• [Source records]
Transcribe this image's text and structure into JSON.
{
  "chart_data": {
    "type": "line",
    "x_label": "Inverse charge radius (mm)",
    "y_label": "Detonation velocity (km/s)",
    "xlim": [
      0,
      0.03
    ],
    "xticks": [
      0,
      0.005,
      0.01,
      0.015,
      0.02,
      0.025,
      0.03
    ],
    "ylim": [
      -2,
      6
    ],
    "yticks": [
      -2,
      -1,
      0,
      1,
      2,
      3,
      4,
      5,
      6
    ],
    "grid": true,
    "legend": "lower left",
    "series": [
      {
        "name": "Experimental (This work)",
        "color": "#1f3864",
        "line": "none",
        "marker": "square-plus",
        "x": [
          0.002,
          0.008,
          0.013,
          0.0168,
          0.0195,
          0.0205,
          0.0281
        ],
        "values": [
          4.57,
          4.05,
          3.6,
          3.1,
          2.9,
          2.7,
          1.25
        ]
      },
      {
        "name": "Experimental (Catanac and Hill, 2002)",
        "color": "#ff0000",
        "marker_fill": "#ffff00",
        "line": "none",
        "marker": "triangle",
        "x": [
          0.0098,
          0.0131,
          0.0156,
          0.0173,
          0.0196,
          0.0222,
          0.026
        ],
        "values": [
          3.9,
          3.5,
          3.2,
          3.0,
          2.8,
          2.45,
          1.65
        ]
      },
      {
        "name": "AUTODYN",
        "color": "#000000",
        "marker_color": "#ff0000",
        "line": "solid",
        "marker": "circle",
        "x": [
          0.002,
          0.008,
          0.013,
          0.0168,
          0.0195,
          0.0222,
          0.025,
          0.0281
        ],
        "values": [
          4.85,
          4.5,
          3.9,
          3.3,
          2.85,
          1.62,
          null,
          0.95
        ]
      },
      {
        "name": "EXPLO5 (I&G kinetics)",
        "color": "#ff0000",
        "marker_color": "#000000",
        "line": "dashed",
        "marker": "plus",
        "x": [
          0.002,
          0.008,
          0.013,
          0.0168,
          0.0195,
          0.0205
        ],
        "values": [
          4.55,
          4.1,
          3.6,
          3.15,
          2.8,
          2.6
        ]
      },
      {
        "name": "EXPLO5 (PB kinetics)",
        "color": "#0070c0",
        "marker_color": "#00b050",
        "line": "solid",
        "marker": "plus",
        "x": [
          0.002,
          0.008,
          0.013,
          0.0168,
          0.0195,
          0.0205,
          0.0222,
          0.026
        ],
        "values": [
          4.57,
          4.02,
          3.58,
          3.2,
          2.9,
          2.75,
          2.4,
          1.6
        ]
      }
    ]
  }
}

• [Exercise instructions]
Search the material above for "kinetics". Pull out each line where it shows up.

• [Response to this task]
        "name": "EXPLO5 (I&G kinetics)",
        "name": "EXPLO5 (PB kinetics)",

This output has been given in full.